§ **Work to be completed**
Print every line of the following data verbatim.

start Dataset rows

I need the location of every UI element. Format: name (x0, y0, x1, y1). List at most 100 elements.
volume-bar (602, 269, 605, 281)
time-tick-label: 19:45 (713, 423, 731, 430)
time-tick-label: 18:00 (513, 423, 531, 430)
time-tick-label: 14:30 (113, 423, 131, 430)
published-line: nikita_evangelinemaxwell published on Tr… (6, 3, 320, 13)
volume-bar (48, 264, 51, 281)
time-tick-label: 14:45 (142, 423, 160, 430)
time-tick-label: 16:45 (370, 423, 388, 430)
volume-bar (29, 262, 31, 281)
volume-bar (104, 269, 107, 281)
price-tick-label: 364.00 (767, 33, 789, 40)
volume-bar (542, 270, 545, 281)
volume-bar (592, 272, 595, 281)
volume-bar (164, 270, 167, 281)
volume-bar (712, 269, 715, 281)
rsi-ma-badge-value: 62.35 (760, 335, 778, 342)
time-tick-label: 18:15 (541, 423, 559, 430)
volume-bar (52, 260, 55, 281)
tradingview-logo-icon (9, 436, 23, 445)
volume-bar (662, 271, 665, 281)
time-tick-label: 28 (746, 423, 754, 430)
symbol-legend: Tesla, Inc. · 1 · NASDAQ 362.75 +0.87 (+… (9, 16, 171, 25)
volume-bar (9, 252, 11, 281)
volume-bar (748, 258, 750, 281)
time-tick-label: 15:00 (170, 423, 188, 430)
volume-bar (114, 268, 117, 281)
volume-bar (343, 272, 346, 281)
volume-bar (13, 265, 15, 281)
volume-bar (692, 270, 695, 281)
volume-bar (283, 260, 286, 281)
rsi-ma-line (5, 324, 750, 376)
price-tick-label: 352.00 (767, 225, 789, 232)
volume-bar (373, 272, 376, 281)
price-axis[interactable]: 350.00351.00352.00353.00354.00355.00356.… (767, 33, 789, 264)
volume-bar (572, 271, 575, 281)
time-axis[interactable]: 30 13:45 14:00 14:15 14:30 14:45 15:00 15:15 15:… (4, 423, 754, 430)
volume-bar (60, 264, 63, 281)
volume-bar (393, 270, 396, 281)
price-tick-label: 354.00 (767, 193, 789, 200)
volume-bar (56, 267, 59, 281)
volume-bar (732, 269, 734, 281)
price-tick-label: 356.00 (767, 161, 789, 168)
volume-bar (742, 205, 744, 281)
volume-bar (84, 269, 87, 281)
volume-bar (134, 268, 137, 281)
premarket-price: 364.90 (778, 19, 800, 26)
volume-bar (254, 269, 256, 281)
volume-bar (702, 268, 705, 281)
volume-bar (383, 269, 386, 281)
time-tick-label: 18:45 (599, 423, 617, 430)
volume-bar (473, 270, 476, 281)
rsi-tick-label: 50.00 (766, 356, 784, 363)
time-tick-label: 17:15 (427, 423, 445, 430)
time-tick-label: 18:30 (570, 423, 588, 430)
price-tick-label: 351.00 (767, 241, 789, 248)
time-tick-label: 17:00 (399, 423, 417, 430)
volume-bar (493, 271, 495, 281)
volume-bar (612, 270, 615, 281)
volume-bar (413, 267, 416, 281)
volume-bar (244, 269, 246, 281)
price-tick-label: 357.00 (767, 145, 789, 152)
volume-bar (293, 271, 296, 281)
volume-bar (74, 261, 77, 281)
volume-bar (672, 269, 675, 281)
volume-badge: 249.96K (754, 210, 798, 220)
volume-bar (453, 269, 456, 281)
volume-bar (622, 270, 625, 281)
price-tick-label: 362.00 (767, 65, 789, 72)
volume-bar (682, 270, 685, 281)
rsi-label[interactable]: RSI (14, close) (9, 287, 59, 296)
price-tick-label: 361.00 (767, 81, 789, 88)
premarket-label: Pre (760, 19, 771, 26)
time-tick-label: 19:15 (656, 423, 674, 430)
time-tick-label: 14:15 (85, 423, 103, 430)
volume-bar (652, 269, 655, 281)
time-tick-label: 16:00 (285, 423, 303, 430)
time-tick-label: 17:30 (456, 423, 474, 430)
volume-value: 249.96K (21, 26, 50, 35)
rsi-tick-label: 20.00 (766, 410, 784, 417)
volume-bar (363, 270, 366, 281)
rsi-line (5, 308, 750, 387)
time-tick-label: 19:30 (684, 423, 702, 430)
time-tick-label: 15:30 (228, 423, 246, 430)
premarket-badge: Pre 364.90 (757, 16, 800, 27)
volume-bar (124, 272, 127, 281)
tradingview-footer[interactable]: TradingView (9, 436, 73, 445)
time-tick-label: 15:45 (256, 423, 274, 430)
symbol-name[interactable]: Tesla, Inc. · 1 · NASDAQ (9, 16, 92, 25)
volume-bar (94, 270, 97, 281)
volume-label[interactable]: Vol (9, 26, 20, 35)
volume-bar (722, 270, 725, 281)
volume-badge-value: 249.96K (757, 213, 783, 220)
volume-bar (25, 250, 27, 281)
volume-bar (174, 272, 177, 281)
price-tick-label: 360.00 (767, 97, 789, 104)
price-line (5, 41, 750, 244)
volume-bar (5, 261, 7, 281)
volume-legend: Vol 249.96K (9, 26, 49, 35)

end Dataset rows

§ **Complete output**
I need the location of every UI element. Format: name (x0, y0, x1, y1). List at most 100 elements.
volume-bar (602, 269, 605, 281)
time-tick-label: 19:45 (713, 423, 731, 430)
time-tick-label: 18:00 (513, 423, 531, 430)
time-tick-label: 14:30 (113, 423, 131, 430)
published-line: nikita_evangelinemaxwell published on Tr… (6, 3, 320, 13)
volume-bar (48, 264, 51, 281)
time-tick-label: 14:45 (142, 423, 160, 430)
time-tick-label: 16:45 (370, 423, 388, 430)
volume-bar (29, 262, 31, 281)
volume-bar (104, 269, 107, 281)
price-tick-label: 364.00 (767, 33, 789, 40)
volume-bar (542, 270, 545, 281)
volume-bar (592, 272, 595, 281)
volume-bar (164, 270, 167, 281)
volume-bar (712, 269, 715, 281)
rsi-ma-badge-value: 62.35 (760, 335, 778, 342)
time-tick-label: 18:15 (541, 423, 559, 430)
volume-bar (52, 260, 55, 281)
tradingview-logo-icon (9, 436, 23, 445)
volume-bar (662, 271, 665, 281)
time-tick-label: 28 (746, 423, 754, 430)
symbol-legend: Tesla, Inc. · 1 · NASDAQ 362.75 +0.87 (+… (9, 16, 171, 25)
volume-bar (9, 252, 11, 281)
volume-bar (748, 258, 750, 281)
time-tick-label: 15:00 (170, 423, 188, 430)
volume-bar (114, 268, 117, 281)
volume-bar (343, 272, 346, 281)
volume-bar (13, 265, 15, 281)
volume-bar (692, 270, 695, 281)
volume-bar (283, 260, 286, 281)
rsi-ma-line (5, 324, 750, 376)
price-tick-label: 352.00 (767, 225, 789, 232)
volume-bar (373, 272, 376, 281)
price-axis[interactable]: 350.00351.00352.00353.00354.00355.00356.… (767, 33, 789, 264)
volume-bar (572, 271, 575, 281)
time-axis[interactable]: 30 13:45 14:00 14:15 14:30 14:45 15:00 15:15 15:… (4, 423, 754, 430)
volume-bar (60, 264, 63, 281)
volume-bar (393, 270, 396, 281)
price-tick-label: 354.00 (767, 193, 789, 200)
volume-bar (56, 267, 59, 281)
volume-bar (732, 269, 734, 281)
price-tick-label: 356.00 (767, 161, 789, 168)
volume-bar (742, 205, 744, 281)
volume-bar (84, 269, 87, 281)
volume-bar (134, 268, 137, 281)
premarket-price: 364.90 (778, 19, 800, 26)
volume-bar (254, 269, 256, 281)
volume-bar (702, 268, 705, 281)
volume-bar (383, 269, 386, 281)
time-tick-label: 18:45 (599, 423, 617, 430)
volume-bar (473, 270, 476, 281)
rsi-tick-label: 50.00 (766, 356, 784, 363)
time-tick-label: 17:15 (427, 423, 445, 430)
time-tick-label: 18:30 (570, 423, 588, 430)
price-tick-label: 351.00 (767, 241, 789, 248)
time-tick-label: 17:00 (399, 423, 417, 430)
volume-bar (493, 271, 495, 281)
volume-bar (612, 270, 615, 281)
volume-bar (413, 267, 416, 281)
volume-bar (244, 269, 246, 281)
price-tick-label: 357.00 (767, 145, 789, 152)
volume-bar (293, 271, 296, 281)
volume-bar (74, 261, 77, 281)
volume-bar (672, 269, 675, 281)
volume-badge: 249.96K (754, 210, 798, 220)
volume-bar (453, 269, 456, 281)
volume-bar (622, 270, 625, 281)
price-tick-label: 362.00 (767, 65, 789, 72)
volume-bar (682, 270, 685, 281)
rsi-label[interactable]: RSI (14, close) (9, 287, 59, 296)
price-tick-label: 361.00 (767, 81, 789, 88)
premarket-label: Pre (760, 19, 771, 26)
time-tick-label: 19:15 (656, 423, 674, 430)
time-tick-label: 14:15 (85, 423, 103, 430)
volume-bar (652, 269, 655, 281)
time-tick-label: 16:00 (285, 423, 303, 430)
time-tick-label: 17:30 (456, 423, 474, 430)
volume-value: 249.96K (21, 26, 50, 35)
rsi-tick-label: 20.00 (766, 410, 784, 417)
volume-bar (363, 270, 366, 281)
rsi-line (5, 308, 750, 387)
time-tick-label: 19:30 (684, 423, 702, 430)
time-tick-label: 15:30 (228, 423, 246, 430)
premarket-badge: Pre 364.90 (757, 16, 800, 27)
volume-bar (124, 272, 127, 281)
tradingview-footer[interactable]: TradingView (9, 436, 73, 445)
time-tick-label: 15:45 (256, 423, 274, 430)
symbol-name[interactable]: Tesla, Inc. · 1 · NASDAQ (9, 16, 92, 25)
volume-bar (94, 270, 97, 281)
volume-label[interactable]: Vol (9, 26, 20, 35)
volume-bar (722, 270, 725, 281)
volume-badge-value: 249.96K (757, 213, 783, 220)
volume-bar (25, 250, 27, 281)
volume-bar (174, 272, 177, 281)
price-tick-label: 360.00 (767, 97, 789, 104)
price-line (5, 41, 750, 244)
volume-bar (5, 261, 7, 281)
volume-legend: Vol 249.96K (9, 26, 49, 35)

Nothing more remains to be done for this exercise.